§ Excerpt provided:
The majority opinion, which becomes the law of the case, imputes to the Legislature a complete departure from the settled legislative policy safeguarding county funds by adequate bond given by the custodian. In my opinion this decision calls loudly for prompt legislative action on a question of such vital public importance. For this additional reason I deem it a duty to give expression to my dissenting views.
The long settled policy of this State, expressed by legislative acts and judicial decisions, forbidding the deposit of public funds on account in a bank, substituting the bank credit for actual funds, unless protected by adequate bond or pledge of securities, is so well known that it will suffice to merely remind ourselves.
The depository Act of 1915, now Sections 312 to 324 of the Code, expressly requires of the bank selected as a depository the giving of bond or the deposit of United States Bonds or State Bonds. Code, § 317 (Acts 1933, Ex.Sess. p. 19).
It is now held that although a bank selected as a depository must give bond; this same statute empowers the County Commissioners to appoint a treasurer, empowered to deposit in the same bank without bond or security. To my mind this attributes to the Legislature such an inconsistent policy, one so disregardful of the interests of the public as not to be entertained.

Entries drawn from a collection
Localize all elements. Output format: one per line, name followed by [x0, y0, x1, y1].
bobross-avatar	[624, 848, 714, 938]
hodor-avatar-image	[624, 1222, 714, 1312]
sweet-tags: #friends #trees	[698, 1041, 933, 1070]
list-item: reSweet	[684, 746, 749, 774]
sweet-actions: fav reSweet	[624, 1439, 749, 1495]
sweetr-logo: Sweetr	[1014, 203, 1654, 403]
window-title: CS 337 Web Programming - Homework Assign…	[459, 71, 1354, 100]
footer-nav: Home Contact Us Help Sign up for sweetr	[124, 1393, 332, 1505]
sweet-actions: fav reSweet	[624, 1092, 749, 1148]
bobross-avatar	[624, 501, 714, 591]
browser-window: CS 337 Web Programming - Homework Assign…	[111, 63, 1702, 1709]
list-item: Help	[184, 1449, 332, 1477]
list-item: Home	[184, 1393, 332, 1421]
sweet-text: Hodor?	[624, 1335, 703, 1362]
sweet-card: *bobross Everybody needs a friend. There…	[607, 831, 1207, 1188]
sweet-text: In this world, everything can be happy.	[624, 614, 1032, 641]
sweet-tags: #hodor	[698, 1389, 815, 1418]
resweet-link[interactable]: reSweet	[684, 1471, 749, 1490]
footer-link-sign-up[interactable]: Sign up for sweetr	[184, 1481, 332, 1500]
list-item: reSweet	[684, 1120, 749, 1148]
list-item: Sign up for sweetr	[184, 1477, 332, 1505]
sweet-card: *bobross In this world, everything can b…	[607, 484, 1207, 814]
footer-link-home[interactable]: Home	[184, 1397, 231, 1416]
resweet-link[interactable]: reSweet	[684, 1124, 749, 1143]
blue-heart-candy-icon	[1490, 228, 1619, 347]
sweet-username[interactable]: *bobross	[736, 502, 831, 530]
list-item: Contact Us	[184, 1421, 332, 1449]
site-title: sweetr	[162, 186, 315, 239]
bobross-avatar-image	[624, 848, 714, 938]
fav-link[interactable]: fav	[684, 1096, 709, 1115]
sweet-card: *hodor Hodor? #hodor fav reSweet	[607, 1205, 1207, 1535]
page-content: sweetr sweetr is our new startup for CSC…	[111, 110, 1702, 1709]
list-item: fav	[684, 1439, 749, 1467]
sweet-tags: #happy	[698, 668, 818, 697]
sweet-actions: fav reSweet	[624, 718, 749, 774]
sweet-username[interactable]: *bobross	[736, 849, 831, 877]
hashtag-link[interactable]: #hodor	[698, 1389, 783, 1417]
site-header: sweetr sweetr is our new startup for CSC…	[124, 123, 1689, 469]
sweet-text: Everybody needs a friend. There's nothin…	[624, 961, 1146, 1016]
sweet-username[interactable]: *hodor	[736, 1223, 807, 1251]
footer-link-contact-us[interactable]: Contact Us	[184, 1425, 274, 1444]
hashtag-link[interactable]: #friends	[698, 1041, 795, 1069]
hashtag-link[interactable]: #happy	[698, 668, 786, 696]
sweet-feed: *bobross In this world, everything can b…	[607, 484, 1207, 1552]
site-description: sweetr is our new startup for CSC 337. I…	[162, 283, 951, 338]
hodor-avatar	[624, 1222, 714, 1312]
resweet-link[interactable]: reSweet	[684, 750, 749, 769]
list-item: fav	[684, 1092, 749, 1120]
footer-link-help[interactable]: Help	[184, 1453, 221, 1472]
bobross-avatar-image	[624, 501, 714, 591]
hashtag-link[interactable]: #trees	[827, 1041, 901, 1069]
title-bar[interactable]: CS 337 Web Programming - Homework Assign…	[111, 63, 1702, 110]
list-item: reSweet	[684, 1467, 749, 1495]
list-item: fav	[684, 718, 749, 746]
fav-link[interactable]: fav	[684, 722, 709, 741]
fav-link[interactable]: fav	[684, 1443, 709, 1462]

§ Tasks to perform:
**1.** Condense the paragraph of the dissent on county deposits beginning "It is now held that" into a two-item bulleted list, keeping its main facts.
**2.** Go on with the dissent on county deposits, starting after its final sentence.

§ Answers to the exercises:
**1.**
- The court now holds that a bank selected as a depository must give bond, but the same statute lets the County Commissioners appoint a treasurer who may deposit in that bank without bond or security.
- In the dissent's view, this gives the Legislature a policy so inconsistent and so disregardful of the public interest that it cannot be accepted.

**2.**
Responsibility for "receipts and disbursements" under Section 323, surely implies a lawful disbursement, having the funds in hand to disburse for lawful purposes.
As for further provisions of § 323, one need only look to the duties of the treasurer defined in § 303 to find a field of operation; duties which, as in Subdivision 10, may be performed by another as well as by the treasurer.
This decision overrules Pickens County et al. v. Johnson,227 Ala. 190, 149 So. 252, and Pickens County et al. v. Williams, Superintendent of Banks et al., 229 Ala. 250, 156 So. 548, concurred in by every member of the court, on the assumption that the court failed to consider the act in its entirety.
I respectfully disclaim such oversight, and register such firm conviction that those opinions were correctly decided; that the instant decision, not the former ones, is unsound.
KNIGHT, J., concurs in this dissenting opinion.